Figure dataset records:
········
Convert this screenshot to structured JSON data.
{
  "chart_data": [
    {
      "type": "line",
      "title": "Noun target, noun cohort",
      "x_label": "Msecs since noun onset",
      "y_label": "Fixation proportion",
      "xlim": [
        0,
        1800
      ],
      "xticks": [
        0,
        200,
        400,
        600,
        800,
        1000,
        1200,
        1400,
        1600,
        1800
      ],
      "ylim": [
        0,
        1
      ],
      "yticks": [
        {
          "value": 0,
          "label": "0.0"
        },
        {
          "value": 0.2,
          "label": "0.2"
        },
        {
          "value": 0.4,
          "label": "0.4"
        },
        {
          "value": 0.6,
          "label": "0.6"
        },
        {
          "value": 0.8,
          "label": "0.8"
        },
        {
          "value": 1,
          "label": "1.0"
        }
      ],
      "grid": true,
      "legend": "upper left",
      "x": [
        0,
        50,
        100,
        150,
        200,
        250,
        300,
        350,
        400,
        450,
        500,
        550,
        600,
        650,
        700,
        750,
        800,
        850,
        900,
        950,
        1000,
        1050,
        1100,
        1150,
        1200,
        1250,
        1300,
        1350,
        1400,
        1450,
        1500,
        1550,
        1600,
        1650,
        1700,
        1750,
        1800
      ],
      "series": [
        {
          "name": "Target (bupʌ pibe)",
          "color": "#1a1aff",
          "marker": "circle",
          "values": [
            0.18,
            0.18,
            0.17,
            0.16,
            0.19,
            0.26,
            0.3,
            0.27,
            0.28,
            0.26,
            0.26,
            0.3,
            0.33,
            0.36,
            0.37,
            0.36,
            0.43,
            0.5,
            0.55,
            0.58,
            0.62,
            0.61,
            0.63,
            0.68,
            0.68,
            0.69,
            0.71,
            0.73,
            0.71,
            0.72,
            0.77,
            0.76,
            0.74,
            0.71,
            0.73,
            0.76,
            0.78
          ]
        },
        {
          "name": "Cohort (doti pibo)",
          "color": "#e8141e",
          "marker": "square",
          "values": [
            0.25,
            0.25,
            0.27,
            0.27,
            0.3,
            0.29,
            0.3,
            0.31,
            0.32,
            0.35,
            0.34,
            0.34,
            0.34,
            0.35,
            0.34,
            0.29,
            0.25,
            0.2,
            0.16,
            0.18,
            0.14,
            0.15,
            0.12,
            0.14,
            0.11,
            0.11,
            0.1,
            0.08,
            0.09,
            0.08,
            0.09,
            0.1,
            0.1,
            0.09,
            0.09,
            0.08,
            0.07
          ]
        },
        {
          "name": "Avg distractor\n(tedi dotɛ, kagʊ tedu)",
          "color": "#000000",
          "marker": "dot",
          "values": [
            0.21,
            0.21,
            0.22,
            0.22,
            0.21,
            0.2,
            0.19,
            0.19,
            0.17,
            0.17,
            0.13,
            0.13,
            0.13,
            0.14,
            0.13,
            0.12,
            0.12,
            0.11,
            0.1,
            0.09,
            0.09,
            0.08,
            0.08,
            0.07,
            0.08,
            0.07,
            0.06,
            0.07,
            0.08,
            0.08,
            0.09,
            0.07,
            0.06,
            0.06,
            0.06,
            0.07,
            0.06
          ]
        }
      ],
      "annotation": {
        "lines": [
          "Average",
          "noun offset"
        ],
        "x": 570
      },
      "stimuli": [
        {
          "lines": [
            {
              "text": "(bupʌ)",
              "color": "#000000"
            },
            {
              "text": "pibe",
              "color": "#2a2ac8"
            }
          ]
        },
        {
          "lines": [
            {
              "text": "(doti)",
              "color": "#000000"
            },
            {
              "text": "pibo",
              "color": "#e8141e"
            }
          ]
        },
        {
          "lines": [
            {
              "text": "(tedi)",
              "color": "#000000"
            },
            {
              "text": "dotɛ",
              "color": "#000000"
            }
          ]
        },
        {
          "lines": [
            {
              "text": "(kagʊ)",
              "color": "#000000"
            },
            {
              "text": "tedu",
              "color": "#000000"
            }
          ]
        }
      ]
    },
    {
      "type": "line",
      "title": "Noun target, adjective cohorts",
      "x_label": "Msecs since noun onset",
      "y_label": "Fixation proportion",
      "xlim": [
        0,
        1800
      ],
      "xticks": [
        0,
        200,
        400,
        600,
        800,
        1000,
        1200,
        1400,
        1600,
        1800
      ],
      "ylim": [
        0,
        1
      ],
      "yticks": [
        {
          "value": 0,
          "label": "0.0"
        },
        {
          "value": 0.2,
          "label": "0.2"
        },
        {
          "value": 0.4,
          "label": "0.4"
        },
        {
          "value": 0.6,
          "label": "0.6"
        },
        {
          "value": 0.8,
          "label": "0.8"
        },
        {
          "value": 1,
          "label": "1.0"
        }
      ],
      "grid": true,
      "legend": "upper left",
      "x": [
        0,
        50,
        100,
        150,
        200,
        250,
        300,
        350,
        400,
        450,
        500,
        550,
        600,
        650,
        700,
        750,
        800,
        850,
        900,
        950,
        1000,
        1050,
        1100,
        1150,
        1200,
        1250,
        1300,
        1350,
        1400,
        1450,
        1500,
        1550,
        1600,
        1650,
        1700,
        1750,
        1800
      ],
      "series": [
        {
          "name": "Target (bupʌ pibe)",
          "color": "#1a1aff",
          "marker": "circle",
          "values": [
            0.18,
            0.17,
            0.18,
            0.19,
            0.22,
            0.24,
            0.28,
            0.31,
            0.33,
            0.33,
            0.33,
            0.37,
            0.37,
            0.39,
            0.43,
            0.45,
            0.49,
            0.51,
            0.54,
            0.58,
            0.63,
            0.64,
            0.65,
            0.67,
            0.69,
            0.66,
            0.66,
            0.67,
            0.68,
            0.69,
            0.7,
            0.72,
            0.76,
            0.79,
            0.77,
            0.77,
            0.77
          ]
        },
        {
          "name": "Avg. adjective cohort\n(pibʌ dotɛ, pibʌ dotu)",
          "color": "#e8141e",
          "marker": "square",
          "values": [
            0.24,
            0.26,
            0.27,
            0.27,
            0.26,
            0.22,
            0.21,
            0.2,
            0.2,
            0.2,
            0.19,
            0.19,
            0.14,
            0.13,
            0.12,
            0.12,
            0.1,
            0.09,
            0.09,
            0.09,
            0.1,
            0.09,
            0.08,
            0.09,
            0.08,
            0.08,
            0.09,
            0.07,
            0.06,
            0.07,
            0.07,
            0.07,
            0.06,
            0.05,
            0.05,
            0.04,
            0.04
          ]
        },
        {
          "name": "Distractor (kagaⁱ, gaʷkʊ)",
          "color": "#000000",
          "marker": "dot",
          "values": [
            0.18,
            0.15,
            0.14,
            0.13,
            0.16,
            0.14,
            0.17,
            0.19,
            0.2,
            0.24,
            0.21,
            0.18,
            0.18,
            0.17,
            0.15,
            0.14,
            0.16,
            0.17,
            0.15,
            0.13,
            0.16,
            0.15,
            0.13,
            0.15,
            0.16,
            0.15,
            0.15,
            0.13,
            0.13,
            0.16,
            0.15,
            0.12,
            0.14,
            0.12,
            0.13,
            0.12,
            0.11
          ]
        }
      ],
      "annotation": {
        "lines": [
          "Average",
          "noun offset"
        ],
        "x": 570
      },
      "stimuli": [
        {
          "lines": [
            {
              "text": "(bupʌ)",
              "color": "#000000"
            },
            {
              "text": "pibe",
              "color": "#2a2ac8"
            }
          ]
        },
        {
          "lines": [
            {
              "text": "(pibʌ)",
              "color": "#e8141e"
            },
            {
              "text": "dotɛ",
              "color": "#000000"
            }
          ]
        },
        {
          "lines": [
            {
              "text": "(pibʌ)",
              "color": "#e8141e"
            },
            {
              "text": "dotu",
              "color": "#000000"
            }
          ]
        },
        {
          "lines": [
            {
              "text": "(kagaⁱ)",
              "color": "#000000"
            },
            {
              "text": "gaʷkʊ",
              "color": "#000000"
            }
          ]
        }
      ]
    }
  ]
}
········
# [DO THIS]
Search the lines above for the string "title", then show every one that has it.

# [CORRECT OUTPUT]
      "title": "Noun target, noun cohort",
      "title": "Noun target, adjective cohorts",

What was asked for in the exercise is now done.